- Instruction: Print the entire listing. Each line must match the original exactly.
— BEGIN Material provided —
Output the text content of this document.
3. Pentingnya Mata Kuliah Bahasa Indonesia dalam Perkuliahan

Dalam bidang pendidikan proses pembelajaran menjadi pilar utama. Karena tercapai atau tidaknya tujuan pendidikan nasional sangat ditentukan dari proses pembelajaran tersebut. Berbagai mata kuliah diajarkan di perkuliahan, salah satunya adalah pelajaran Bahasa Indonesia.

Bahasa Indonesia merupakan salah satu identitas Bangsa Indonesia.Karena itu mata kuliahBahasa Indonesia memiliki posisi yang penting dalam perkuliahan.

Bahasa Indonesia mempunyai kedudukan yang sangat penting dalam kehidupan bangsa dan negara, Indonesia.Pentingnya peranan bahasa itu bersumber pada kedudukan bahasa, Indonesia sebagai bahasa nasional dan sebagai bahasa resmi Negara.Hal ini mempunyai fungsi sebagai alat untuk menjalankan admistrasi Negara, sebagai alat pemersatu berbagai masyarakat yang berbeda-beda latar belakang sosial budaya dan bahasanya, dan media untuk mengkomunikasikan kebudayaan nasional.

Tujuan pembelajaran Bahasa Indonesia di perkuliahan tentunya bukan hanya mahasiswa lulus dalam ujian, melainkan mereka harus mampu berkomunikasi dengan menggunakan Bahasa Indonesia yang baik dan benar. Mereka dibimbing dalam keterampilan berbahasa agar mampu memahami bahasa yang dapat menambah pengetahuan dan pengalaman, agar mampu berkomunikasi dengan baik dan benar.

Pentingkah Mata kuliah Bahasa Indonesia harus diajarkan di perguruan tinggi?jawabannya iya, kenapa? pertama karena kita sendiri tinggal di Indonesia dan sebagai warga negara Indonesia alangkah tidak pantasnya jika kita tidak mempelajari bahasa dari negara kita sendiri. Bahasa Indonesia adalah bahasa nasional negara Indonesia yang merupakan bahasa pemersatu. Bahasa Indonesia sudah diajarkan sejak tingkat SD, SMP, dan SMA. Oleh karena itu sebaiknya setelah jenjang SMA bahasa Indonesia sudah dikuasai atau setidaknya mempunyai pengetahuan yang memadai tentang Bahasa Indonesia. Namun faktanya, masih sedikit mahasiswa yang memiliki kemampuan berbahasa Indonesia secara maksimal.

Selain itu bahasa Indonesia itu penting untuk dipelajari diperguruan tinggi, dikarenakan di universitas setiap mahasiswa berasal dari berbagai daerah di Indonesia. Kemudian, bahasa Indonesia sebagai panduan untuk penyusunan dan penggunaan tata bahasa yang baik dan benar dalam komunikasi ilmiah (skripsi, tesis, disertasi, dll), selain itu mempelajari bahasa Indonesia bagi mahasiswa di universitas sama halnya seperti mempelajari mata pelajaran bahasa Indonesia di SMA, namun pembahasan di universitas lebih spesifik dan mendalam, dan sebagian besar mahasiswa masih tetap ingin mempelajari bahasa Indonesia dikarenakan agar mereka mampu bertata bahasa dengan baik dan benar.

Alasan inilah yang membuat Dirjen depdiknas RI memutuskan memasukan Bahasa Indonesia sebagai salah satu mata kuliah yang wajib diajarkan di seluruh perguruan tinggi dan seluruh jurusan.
— END Material provided —
- Output for this task:
Output the text content of this document.
3. Pentingnya Mata Kuliah Bahasa Indonesia dalam Perkuliahan

Dalam bidang pendidikan proses pembelajaran menjadi pilar utama. Karena tercapai atau tidaknya tujuan pendidikan nasional sangat ditentukan dari proses pembelajaran tersebut. Berbagai mata kuliah diajarkan di perkuliahan, salah satunya adalah pelajaran Bahasa Indonesia.

Bahasa Indonesia merupakan salah satu identitas Bangsa Indonesia.Karena itu mata kuliahBahasa Indonesia memiliki posisi yang penting dalam perkuliahan.

Bahasa Indonesia mempunyai kedudukan yang sangat penting dalam kehidupan bangsa dan negara, Indonesia.Pentingnya peranan bahasa itu bersumber pada kedudukan bahasa, Indonesia sebagai bahasa nasional dan sebagai bahasa resmi Negara.Hal ini mempunyai fungsi sebagai alat untuk menjalankan admistrasi Negara, sebagai alat pemersatu berbagai masyarakat yang berbeda-beda latar belakang sosial budaya dan bahasanya, dan media untuk mengkomunikasikan kebudayaan nasional.

Tujuan pembelajaran Bahasa Indonesia di perkuliahan tentunya bukan hanya mahasiswa lulus dalam ujian, melainkan mereka harus mampu berkomunikasi dengan menggunakan Bahasa Indonesia yang baik dan benar. Mereka dibimbing dalam keterampilan berbahasa agar mampu memahami bahasa yang dapat menambah pengetahuan dan pengalaman, agar mampu berkomunikasi dengan baik dan benar.

Pentingkah Mata kuliah Bahasa Indonesia harus diajarkan di perguruan tinggi?jawabannya iya, kenapa? pertama karena kita sendiri tinggal di Indonesia dan sebagai warga negara Indonesia alangkah tidak pantasnya jika kita tidak mempelajari bahasa dari negara kita sendiri. Bahasa Indonesia adalah bahasa nasional negara Indonesia yang merupakan bahasa pemersatu. Bahasa Indonesia sudah diajarkan sejak tingkat SD, SMP, dan SMA. Oleh karena itu sebaiknya setelah jenjang SMA bahasa Indonesia sudah dikuasai atau setidaknya mempunyai pengetahuan yang memadai tentang Bahasa Indonesia. Namun faktanya, masih sedikit mahasiswa yang memiliki kemampuan berbahasa Indonesia secara maksimal.

Selain itu bahasa Indonesia itu penting untuk dipelajari diperguruan tinggi, dikarenakan di universitas setiap mahasiswa berasal dari berbagai daerah di Indonesia. Kemudian, bahasa Indonesia sebagai panduan untuk penyusunan dan penggunaan tata bahasa yang baik dan benar dalam komunikasi ilmiah (skripsi, tesis, disertasi, dll), selain itu mempelajari bahasa Indonesia bagi mahasiswa di universitas sama halnya seperti mempelajari mata pelajaran bahasa Indonesia di SMA, namun pembahasan di universitas lebih spesifik dan mendalam, dan sebagian besar mahasiswa masih tetap ingin mempelajari bahasa Indonesia dikarenakan agar mereka mampu bertata bahasa dengan baik dan benar.

Alasan inilah yang membuat Dirjen depdiknas RI memutuskan memasukan Bahasa Indonesia sebagai salah satu mata kuliah yang wajib diajarkan di seluruh perguruan tinggi dan seluruh jurusan.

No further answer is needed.